What is required
Could you quote, exactly as they stand, the lines running from the one with "Give me the" to the final line of the material?

#####

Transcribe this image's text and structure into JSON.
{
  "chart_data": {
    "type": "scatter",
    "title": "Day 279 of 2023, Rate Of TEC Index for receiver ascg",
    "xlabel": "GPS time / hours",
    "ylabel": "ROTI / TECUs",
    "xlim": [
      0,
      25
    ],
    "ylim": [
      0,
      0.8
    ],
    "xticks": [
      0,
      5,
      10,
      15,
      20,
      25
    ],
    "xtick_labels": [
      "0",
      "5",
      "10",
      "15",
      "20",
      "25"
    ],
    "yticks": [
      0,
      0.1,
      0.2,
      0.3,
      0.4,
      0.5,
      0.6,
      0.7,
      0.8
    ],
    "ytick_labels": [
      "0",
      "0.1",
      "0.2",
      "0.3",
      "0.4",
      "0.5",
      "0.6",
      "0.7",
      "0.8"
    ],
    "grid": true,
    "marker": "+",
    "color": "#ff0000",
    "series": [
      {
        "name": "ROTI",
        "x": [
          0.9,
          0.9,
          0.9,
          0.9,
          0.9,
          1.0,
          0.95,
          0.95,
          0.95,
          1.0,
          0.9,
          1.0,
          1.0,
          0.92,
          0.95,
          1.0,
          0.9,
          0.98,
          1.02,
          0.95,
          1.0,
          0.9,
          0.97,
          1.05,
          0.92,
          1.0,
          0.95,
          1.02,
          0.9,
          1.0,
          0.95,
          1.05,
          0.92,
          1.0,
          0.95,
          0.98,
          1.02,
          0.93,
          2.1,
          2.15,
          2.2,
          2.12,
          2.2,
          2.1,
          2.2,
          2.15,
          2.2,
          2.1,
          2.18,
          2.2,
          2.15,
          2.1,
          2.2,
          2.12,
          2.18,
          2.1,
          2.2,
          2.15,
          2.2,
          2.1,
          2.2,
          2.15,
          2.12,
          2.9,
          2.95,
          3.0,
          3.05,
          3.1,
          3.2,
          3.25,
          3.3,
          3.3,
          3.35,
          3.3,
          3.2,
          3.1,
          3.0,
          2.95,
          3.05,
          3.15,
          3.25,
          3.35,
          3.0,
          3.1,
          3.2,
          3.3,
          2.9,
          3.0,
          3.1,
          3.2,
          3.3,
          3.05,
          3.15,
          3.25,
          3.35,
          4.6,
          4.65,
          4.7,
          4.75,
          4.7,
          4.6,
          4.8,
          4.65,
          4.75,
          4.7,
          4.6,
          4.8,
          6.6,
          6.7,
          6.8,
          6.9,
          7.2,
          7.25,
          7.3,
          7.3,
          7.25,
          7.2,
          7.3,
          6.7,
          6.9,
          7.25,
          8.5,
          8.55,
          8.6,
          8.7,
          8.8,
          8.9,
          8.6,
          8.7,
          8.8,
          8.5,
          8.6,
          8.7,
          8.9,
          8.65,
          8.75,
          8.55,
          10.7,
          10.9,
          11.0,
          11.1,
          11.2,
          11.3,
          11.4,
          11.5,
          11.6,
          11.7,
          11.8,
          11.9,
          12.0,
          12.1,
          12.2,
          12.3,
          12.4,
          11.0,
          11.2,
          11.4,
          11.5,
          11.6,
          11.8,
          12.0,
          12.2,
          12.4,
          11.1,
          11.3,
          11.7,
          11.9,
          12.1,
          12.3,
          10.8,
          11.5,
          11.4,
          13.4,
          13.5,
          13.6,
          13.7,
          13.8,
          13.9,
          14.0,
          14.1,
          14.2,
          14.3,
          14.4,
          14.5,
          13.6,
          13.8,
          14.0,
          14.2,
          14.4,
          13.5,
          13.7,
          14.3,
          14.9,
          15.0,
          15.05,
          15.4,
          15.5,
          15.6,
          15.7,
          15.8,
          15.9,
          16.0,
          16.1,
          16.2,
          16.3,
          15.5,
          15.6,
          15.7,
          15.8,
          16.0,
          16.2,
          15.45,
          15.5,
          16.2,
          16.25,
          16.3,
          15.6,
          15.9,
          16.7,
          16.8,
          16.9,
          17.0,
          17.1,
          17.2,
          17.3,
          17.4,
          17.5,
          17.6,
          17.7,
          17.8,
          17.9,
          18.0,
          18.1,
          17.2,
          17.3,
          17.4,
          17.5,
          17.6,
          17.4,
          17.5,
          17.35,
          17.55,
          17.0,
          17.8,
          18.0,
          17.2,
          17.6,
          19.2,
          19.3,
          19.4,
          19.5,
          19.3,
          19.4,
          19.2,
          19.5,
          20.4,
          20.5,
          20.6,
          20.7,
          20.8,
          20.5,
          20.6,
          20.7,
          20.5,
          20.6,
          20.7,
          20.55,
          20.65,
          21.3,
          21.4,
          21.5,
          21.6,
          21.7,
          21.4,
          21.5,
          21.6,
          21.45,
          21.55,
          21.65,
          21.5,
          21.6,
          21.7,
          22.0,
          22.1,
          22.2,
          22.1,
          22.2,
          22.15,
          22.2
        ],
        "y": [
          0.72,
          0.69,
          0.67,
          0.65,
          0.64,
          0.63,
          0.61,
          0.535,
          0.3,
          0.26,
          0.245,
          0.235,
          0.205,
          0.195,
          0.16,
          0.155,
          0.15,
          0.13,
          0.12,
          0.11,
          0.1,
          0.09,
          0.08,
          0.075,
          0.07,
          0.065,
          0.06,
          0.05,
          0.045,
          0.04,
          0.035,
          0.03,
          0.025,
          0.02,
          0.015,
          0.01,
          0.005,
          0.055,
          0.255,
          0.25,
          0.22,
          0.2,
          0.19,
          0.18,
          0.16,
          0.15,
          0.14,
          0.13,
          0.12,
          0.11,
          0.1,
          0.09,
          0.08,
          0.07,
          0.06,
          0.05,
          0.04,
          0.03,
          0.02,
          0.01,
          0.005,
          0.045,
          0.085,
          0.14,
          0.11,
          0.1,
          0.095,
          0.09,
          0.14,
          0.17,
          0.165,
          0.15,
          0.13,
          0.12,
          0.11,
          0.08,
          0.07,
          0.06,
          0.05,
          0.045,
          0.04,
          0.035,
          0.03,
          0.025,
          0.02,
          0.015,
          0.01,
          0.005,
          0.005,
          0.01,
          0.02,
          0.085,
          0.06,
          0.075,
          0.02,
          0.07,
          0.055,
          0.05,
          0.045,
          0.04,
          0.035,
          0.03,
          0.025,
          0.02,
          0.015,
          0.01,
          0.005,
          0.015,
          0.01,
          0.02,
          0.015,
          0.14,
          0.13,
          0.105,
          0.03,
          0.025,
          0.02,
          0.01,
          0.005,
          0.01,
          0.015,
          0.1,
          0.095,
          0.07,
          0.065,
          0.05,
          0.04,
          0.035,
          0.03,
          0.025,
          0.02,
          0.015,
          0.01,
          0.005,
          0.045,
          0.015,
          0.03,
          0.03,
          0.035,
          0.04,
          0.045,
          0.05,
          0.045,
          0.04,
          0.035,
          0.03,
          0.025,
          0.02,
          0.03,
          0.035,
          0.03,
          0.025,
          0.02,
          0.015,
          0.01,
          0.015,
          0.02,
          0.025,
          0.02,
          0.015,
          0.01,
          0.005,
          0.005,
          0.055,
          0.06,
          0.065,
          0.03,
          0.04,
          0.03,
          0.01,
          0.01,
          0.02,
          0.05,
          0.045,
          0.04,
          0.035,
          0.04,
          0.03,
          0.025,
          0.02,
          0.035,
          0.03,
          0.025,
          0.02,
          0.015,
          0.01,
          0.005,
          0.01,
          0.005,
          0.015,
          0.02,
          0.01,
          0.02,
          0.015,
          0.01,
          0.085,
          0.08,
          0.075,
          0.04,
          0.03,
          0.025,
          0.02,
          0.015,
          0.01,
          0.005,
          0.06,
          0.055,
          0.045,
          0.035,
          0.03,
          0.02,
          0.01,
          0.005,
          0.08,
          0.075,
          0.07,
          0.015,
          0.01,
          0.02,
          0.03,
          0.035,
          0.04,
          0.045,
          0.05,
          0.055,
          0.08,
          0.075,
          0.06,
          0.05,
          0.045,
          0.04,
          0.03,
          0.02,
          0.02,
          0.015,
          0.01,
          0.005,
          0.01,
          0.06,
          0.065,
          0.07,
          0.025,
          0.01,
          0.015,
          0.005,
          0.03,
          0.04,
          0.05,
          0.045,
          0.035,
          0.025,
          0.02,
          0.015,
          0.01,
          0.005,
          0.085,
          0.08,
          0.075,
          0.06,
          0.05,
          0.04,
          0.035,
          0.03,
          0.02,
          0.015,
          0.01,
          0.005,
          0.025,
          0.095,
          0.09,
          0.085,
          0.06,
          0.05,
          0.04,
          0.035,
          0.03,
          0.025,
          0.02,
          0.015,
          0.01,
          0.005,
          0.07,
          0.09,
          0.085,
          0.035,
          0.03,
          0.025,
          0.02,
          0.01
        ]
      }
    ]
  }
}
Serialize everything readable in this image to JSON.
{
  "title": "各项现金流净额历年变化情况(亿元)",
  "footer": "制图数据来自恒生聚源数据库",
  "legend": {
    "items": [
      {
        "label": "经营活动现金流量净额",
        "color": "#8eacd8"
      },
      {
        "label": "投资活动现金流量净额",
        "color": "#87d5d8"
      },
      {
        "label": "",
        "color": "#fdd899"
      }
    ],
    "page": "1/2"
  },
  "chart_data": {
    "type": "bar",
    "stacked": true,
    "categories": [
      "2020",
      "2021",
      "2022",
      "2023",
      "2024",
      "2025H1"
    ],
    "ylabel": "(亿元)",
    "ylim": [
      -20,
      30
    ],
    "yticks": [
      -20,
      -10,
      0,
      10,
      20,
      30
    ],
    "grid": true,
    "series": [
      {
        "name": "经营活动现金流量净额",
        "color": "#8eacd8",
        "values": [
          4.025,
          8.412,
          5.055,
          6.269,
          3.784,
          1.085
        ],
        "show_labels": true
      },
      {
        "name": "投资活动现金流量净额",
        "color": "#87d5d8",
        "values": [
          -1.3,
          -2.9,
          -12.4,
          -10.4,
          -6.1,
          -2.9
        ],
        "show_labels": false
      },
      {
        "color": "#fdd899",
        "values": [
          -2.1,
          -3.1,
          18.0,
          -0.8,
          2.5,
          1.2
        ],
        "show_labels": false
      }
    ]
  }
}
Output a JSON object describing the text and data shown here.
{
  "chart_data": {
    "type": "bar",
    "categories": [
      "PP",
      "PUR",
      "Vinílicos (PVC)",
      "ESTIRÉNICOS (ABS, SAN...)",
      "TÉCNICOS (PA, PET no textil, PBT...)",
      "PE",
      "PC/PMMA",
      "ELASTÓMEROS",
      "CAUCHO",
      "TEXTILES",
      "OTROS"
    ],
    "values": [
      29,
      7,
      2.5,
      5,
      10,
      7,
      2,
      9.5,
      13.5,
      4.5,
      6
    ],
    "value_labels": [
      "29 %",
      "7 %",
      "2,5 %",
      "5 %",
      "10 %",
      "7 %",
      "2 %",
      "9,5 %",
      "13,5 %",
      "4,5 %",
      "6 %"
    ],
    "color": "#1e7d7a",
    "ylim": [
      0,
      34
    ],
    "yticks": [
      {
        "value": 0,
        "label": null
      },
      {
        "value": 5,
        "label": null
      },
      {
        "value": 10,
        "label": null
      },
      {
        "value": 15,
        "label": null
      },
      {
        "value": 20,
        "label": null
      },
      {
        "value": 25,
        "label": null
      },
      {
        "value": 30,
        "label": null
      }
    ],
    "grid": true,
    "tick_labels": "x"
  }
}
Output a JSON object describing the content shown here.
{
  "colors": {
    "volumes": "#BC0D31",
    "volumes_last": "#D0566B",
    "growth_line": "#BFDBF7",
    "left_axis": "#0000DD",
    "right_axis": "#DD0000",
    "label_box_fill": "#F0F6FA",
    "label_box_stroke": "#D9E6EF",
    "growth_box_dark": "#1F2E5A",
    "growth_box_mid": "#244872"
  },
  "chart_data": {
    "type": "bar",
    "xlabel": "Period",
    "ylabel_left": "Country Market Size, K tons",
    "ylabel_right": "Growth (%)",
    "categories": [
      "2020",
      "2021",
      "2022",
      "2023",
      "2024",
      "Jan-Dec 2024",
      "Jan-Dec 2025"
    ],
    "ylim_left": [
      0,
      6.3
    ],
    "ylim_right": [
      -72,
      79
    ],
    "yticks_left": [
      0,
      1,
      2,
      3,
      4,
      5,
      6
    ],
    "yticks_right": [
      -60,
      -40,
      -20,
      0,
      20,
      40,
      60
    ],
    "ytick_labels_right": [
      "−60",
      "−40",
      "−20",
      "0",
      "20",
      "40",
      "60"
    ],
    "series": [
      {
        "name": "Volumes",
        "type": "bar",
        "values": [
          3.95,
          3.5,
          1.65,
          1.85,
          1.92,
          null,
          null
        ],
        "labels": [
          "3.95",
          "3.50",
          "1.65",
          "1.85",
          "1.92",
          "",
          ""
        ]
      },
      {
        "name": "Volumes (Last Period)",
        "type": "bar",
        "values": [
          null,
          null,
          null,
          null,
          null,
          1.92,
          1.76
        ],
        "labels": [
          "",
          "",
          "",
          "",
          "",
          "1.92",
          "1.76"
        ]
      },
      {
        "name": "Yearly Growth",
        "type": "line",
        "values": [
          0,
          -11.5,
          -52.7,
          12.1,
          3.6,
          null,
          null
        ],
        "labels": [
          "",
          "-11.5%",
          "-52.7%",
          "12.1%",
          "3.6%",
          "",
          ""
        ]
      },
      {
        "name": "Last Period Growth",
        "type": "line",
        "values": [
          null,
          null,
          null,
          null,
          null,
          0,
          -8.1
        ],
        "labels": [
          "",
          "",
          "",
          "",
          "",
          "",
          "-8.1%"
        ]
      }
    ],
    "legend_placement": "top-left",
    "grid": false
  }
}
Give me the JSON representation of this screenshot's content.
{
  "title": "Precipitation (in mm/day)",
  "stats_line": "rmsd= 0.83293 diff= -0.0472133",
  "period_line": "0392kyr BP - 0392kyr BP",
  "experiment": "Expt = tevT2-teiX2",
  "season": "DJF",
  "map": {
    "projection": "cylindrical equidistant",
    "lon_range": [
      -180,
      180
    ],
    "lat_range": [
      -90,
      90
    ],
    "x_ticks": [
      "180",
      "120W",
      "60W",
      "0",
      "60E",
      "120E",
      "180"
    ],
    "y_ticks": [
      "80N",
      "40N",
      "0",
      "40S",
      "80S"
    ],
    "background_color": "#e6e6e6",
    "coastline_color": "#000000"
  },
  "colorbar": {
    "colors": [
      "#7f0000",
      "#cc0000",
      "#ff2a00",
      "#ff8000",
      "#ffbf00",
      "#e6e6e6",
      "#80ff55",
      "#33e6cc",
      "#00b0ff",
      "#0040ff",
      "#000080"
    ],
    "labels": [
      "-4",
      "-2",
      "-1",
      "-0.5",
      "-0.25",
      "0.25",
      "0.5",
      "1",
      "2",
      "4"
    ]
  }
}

#####

Written answer
Give me the JSON representation of this screenshot's content.
{
  "title": "Precipitation (in mm/day)",
  "stats_line": "rmsd= 0.83293 diff= -0.0472133",
  "period_line": "0392kyr BP - 0392kyr BP",
  "experiment": "Expt = tevT2-teiX2",
  "season": "DJF",
  "map": {
    "projection": "cylindrical equidistant",
    "lon_range": [
      -180,
      180
    ],
    "lat_range": [
      -90,
      90
    ],
    "x_ticks": [
      "180",
      "120W",
      "60W",
      "0",
      "60E",
      "120E",
      "180"
    ],
    "y_ticks": [
      "80N",
      "40N",
      "0",
      "40S",
      "80S"
    ],
    "background_color": "#e6e6e6",
    "coastline_color": "#000000"
  },
  "colorbar": {
    "colors": [
      "#7f0000",
      "#cc0000",
      "#ff2a00",
      "#ff8000",
      "#ffbf00",
      "#e6e6e6",
      "#80ff55",
      "#33e6cc",
      "#00b0ff",
      "#0040ff",
      "#000080"
    ],
    "labels": [
      "-4",
      "-2",
      "-1",
      "-0.5",
      "-0.25",
      "0.25",
      "0.5",
      "1",
      "2",
      "4"
    ]
  }
}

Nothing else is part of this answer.